• Written task A: Copy the part of the notebook starting at "root_node = tree.root_node" and ending at "nodes.append(feature_vector)".

● ● ● ● ●

In [1]:
!pip install polars




In [1]:
import polars as pl

# Define the paths for the dataset
splits = {
    'train': 'hf://datasets/blastwind/deprecated-github-code-haskell-function/data/train-*-of-*.parquet',
    'test': 'hf://datasets/blastwind/deprecated-github-code-haskell-function/data/test-*-of-*.parquet',
    'valid': 'hf://datasets/blastwind/deprecated-github-code-haskell-function/data/valid-00000-of-00001-636cb804972d8982.parquet'
}

# Load the training split using Polars
df = pl.read_parquet(splits['train'])



In [2]:
# Count the rows where "is_commented" is True
true_count = df.filter(pl.col("is_commented") == True).filter(pl.col("is_signatured") == True).height

print(f"Number of rows with 'is_commented' set to True: {true_count}")

dataframe = df.to_pandas()

dataframe = dataframe.loc[
    (dataframe["is_commented"] == True) & (dataframe["n_ast_nodes"] < 50),
    ["full_code", "uncommented_code", "function_only_code"]
]


dataframe["comments"] = dataframe.apply(
    lambda row: row["full_code"].replace(row["uncommented_code"], "").strip(), axis=1
)



Number of rows with 'is_commented' set to True: 473397


In [3]:
dataframe.size

954616

In [4]:
!pip install tree_sitter
!pip install tree_sitter_haskell



In [5]:
import tree_sitter_haskell as tshaskell
import numpy as np
from tree_sitter import Language, Parser


HS_LANGUAGE = Language(tshaskell.language())
parser = Parser(HS_LANGUAGE)


In [6]:
def extract_tree_features(code):
    try:
        example_bytes = code.encode()
        tree = parser.parse(example_bytes)
        root_node = tree.root_node

        def extract_features(node, parent_index=None, nodes=[], edges=[]):
            node_type = node.type
            start_pos = node.start_point
            end_pos = node.end_point
            code_value = code[node.start_byte:node.end_byte]
            feature_vector = [node_type, code_value, start_pos[0], start_pos[1], end_pos[0], end_pos[1]]
            node_index = len(nodes)
            nodes.append(feature_vector)

            if parent_index is not None:
                edges.append((parent_index, node_index))

            for child in node.children:
                extract_features(child, parent_index=node_index, nodes=nodes, edges=edges)

            return nodes, edges

        nodes, edge_list = extract_features(root_node)

        num_nodes = len(nodes)
        adj_matrix = np.zeros((num_nodes, num_nodes), dtype=np.float32)

● ● ● ● ●

• Written task B: Render the rows below as a Markdown table, starting at the first row and ending at the line that contains "cell-on-hand-quantity[interactable]: 130.00 (255, 238, 329, 259)". Use the column names No. and Line, and leave out any blank lines.

Some rows:

● ● ● ● ●

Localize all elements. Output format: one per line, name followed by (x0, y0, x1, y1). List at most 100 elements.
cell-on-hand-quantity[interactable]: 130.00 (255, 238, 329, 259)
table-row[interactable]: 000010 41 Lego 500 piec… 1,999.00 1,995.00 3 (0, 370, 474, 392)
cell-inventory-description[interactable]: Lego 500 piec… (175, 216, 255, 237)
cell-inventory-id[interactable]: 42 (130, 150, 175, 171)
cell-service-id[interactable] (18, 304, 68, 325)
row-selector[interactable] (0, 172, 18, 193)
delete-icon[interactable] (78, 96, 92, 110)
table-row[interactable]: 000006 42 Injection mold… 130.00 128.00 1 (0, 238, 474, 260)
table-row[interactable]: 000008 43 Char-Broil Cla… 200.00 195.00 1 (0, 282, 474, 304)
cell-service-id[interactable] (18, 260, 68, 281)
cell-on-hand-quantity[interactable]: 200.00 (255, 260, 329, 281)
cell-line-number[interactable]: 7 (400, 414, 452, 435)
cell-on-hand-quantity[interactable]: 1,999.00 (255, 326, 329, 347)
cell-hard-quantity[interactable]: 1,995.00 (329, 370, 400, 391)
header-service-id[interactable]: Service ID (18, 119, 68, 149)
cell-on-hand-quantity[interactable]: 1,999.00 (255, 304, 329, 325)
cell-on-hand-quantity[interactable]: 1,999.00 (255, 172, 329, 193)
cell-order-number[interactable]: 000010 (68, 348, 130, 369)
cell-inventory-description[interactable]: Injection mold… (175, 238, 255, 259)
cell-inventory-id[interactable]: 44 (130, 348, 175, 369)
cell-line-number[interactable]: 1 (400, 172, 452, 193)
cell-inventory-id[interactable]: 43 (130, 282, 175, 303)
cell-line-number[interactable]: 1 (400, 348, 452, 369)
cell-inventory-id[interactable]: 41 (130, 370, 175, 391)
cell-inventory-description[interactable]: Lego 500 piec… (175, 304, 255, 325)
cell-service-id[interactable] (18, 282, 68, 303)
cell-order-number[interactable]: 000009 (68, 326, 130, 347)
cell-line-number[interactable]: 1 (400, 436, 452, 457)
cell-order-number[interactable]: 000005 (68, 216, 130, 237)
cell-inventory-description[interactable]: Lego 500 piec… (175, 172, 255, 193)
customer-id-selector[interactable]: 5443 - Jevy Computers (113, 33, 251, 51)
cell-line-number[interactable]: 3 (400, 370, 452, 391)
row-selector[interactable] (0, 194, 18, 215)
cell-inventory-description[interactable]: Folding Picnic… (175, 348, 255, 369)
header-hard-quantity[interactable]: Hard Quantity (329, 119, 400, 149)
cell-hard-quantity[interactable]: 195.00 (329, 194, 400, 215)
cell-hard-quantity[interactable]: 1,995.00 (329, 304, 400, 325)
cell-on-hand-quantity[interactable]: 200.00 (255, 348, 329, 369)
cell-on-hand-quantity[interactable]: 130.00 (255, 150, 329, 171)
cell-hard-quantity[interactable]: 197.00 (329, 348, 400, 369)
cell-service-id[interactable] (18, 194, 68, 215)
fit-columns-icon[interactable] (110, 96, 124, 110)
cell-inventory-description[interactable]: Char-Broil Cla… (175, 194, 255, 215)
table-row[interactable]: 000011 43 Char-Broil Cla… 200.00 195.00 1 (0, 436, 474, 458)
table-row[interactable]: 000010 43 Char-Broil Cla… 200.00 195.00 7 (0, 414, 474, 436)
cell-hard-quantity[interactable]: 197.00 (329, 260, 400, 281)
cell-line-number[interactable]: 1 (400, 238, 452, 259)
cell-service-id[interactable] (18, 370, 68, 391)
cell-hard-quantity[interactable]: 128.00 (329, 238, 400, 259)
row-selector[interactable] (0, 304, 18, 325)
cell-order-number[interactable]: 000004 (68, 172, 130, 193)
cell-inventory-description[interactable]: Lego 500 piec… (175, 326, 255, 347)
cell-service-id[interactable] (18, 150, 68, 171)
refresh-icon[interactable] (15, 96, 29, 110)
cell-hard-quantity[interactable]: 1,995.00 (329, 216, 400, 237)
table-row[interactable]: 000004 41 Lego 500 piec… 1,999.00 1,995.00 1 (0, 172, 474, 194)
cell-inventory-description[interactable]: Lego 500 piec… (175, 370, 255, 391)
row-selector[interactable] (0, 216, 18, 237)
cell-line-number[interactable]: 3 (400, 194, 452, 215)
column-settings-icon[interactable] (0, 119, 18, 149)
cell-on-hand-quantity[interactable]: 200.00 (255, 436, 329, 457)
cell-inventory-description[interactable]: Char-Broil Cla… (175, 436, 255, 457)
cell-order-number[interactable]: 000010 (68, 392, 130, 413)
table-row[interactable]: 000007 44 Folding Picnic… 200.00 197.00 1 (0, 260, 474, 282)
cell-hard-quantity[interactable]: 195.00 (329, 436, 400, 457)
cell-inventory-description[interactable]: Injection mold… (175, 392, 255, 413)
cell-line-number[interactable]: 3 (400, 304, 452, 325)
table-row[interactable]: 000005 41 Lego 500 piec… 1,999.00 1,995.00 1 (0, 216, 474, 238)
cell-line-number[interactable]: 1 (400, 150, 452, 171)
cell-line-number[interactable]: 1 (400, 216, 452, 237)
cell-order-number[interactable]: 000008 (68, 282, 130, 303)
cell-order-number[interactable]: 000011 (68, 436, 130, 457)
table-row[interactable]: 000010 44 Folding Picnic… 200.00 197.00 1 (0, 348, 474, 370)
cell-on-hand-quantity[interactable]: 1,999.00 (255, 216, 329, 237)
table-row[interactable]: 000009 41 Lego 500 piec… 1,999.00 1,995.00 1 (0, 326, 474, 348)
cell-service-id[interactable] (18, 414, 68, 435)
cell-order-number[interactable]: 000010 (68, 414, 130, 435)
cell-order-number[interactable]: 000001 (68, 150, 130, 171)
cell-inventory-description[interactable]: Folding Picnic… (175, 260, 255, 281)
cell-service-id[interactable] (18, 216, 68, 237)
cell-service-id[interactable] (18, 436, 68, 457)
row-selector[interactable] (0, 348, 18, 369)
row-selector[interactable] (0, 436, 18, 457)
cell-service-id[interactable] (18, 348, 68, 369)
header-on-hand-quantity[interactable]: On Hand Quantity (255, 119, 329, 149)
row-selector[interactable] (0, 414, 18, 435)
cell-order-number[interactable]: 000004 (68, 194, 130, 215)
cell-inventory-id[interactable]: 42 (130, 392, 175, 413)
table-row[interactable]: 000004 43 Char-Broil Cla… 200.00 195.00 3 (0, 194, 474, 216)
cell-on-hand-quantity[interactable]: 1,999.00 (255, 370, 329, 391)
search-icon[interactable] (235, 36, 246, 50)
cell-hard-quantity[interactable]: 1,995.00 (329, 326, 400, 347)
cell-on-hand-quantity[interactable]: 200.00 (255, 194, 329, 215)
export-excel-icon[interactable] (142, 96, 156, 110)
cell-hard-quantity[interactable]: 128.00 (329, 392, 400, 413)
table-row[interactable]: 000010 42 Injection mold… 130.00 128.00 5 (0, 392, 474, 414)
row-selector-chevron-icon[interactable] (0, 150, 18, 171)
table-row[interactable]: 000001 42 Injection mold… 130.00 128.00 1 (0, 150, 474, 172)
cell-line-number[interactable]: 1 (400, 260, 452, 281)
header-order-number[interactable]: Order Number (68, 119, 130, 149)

● ● ● ● ●

• Exercise answer A:
root_node = tree.root_node

        def extract_features(node, parent_index=None, nodes=[], edges=[]):
            node_type = node.type
            start_pos = node.start_point
            end_pos = node.end_point
            code_value = code[node.start_byte:node.end_byte]
            feature_vector = [node_type, code_value, start_pos[0], start_pos[1], end_pos[0], end_pos[1]]
            node_index = len(nodes)
            nodes.append(feature_vector)

• Exercise answer B:
| No. | Line |
|---|---|
| 1 | Localize all elements. Output format: one per line, name followed by (x0, y0, x1, y1). List at most 100 elements. |
| 2 | cell-on-hand-quantity[interactable]: 130.00 (255, 238, 329, 259) |